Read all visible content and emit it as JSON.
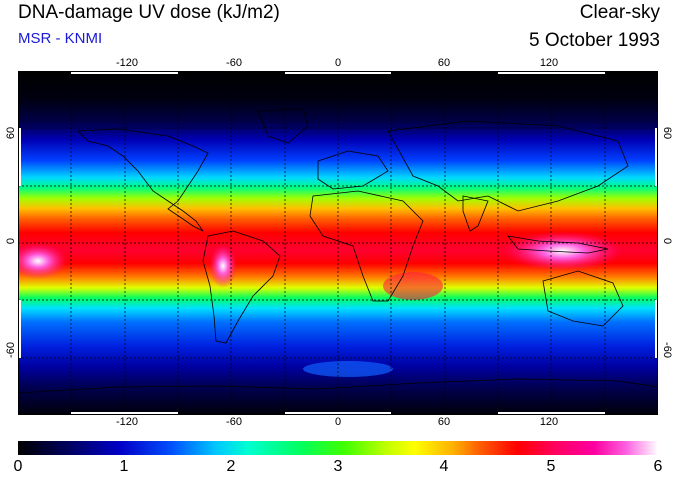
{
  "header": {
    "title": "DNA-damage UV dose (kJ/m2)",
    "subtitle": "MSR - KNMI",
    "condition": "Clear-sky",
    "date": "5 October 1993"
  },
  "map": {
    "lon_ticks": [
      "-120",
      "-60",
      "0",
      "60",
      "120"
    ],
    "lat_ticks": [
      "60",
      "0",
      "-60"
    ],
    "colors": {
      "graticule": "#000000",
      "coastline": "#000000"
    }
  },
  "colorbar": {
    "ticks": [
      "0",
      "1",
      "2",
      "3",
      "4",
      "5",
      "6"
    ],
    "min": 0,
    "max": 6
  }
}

* * * * * * * * *

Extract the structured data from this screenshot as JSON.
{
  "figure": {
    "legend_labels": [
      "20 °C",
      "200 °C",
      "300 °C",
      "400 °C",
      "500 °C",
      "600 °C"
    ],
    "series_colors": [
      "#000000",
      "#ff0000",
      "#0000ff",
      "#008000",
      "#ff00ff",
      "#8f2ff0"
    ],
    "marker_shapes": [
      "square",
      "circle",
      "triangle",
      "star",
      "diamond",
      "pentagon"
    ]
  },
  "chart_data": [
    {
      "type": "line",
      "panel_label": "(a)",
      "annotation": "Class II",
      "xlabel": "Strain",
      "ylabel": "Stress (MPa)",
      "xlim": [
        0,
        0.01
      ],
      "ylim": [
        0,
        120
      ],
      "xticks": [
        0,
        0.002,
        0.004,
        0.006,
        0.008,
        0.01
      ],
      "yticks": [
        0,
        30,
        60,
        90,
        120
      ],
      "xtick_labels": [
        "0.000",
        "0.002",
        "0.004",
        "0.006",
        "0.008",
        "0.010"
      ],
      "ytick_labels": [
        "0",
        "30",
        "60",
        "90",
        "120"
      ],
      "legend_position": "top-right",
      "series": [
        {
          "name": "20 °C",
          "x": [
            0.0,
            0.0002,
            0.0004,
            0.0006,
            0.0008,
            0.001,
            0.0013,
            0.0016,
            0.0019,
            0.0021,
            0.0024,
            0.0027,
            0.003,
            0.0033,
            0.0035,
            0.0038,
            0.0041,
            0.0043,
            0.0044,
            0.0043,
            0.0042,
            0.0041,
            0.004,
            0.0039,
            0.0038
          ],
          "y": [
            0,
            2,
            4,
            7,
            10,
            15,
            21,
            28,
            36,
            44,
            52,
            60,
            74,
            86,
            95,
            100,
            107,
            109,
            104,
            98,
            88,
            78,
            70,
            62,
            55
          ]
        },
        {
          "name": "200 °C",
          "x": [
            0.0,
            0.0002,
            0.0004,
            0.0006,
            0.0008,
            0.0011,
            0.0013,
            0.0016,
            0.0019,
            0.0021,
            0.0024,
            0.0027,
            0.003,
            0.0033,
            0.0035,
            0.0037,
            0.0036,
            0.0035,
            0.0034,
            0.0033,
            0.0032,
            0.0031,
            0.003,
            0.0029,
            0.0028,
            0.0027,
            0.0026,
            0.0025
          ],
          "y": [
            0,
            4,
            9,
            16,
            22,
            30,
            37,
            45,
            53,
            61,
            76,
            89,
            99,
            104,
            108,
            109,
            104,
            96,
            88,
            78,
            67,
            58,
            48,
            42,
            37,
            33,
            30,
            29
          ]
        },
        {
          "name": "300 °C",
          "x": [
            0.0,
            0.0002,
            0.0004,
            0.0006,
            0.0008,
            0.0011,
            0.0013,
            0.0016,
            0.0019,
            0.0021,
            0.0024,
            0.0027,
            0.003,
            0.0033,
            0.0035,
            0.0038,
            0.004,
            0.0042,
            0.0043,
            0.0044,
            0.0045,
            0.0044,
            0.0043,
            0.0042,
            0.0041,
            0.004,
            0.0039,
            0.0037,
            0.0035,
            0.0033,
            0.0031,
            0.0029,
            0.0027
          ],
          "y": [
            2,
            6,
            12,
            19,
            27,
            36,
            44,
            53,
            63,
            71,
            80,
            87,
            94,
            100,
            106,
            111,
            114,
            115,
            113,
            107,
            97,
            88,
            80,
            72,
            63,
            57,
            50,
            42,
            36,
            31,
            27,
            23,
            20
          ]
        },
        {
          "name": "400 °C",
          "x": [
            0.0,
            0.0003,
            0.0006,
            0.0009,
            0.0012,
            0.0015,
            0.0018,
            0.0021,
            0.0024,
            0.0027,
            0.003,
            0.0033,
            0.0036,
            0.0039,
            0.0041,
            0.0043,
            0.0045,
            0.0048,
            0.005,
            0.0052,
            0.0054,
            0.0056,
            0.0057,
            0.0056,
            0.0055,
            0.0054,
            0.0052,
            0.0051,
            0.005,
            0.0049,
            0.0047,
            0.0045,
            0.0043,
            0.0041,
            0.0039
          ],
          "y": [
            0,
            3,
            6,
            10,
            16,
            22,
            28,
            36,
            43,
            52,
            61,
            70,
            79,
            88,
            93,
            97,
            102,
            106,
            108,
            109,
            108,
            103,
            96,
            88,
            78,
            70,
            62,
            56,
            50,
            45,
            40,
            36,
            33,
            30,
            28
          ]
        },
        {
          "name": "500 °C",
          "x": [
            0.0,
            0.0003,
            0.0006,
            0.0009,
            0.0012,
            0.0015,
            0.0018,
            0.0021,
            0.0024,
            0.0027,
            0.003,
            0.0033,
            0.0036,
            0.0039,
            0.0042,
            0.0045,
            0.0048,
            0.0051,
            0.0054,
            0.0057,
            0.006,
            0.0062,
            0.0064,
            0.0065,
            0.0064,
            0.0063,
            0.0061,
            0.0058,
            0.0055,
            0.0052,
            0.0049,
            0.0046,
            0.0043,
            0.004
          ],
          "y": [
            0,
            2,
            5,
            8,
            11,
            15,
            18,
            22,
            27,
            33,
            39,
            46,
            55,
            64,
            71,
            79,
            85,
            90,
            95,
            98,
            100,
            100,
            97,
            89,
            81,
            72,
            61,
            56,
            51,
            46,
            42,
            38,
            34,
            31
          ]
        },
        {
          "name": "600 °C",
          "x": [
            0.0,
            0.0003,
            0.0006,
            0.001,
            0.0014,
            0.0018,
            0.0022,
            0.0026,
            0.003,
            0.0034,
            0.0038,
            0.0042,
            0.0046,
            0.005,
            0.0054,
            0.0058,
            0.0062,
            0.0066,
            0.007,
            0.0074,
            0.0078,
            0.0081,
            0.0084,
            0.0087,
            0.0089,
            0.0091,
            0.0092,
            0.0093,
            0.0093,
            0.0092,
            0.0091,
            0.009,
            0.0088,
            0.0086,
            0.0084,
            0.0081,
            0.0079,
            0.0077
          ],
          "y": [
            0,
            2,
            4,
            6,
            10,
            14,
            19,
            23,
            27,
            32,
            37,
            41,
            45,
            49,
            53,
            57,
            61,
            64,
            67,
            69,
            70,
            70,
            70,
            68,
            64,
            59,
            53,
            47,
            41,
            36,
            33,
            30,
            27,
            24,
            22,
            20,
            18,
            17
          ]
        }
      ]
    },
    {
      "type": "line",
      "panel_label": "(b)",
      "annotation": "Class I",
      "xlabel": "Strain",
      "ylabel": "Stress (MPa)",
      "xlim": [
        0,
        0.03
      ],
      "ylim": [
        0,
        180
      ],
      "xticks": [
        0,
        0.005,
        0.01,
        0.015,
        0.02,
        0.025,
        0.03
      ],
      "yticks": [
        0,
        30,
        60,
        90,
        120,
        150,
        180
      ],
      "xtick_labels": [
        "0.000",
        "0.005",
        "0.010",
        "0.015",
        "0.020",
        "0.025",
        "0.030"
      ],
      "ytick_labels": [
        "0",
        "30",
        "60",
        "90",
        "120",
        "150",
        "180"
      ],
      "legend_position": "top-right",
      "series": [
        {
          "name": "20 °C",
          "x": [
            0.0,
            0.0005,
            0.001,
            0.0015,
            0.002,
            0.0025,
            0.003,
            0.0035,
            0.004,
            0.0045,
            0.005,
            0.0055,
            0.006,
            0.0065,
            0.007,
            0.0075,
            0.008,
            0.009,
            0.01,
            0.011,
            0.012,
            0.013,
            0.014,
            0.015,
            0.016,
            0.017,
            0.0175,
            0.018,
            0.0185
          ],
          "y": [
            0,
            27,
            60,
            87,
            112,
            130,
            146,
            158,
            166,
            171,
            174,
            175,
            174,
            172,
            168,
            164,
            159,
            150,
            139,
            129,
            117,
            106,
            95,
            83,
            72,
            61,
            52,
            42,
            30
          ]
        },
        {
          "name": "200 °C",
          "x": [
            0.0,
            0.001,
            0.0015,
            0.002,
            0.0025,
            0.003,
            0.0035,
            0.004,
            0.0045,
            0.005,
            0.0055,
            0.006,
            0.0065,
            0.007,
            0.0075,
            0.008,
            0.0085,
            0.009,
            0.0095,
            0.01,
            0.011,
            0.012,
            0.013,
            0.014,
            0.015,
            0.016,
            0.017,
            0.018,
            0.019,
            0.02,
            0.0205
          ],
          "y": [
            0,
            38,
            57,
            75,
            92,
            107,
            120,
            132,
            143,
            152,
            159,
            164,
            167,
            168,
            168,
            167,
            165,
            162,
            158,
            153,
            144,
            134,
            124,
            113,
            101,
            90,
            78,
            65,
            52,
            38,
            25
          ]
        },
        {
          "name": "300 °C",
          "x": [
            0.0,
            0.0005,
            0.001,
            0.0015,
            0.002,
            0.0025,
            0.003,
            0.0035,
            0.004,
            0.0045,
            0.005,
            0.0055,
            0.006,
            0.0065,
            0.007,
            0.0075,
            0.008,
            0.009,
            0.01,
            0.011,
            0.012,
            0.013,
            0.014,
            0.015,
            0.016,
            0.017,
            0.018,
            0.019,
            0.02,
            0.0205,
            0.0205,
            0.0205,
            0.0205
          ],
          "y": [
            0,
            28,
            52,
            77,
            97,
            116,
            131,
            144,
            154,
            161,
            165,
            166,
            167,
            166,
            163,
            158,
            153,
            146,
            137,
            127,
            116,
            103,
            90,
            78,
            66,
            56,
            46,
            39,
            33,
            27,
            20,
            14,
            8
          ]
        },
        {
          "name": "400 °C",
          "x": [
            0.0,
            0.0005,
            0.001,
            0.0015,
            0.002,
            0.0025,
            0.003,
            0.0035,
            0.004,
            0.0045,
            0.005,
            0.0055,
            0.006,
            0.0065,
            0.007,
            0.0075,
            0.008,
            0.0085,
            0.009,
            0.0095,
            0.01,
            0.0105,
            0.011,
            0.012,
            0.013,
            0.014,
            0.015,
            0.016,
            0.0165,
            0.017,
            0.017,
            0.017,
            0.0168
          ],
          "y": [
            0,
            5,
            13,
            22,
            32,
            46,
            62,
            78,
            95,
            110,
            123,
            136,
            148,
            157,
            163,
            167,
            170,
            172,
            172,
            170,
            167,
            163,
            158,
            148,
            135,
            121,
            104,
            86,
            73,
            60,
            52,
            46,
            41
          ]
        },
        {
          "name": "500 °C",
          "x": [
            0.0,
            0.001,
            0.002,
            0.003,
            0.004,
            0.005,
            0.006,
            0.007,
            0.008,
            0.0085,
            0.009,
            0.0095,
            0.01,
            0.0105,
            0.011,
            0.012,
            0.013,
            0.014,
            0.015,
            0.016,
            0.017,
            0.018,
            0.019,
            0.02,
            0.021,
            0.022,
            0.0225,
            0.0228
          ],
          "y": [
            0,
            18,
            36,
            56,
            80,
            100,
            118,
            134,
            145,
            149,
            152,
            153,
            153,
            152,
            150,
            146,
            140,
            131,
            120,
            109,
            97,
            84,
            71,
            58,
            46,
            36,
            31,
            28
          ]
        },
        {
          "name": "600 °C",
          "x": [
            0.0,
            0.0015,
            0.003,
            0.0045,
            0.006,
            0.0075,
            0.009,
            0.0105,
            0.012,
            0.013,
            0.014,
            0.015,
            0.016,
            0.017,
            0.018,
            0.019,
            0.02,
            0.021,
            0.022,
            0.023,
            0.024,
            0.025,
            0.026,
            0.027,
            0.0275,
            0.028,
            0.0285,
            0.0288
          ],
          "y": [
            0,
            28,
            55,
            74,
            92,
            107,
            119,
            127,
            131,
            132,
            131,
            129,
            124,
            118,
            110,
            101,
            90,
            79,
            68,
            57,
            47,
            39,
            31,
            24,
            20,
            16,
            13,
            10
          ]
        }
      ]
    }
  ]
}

* * * * * * * * *

**TASK PROMPT**.
Where a line of the material above holds the string "Class", copy that line.

**OUTPUT FOR THIS TASK**.
      "annotation": "Class II",
      "annotation": "Class I",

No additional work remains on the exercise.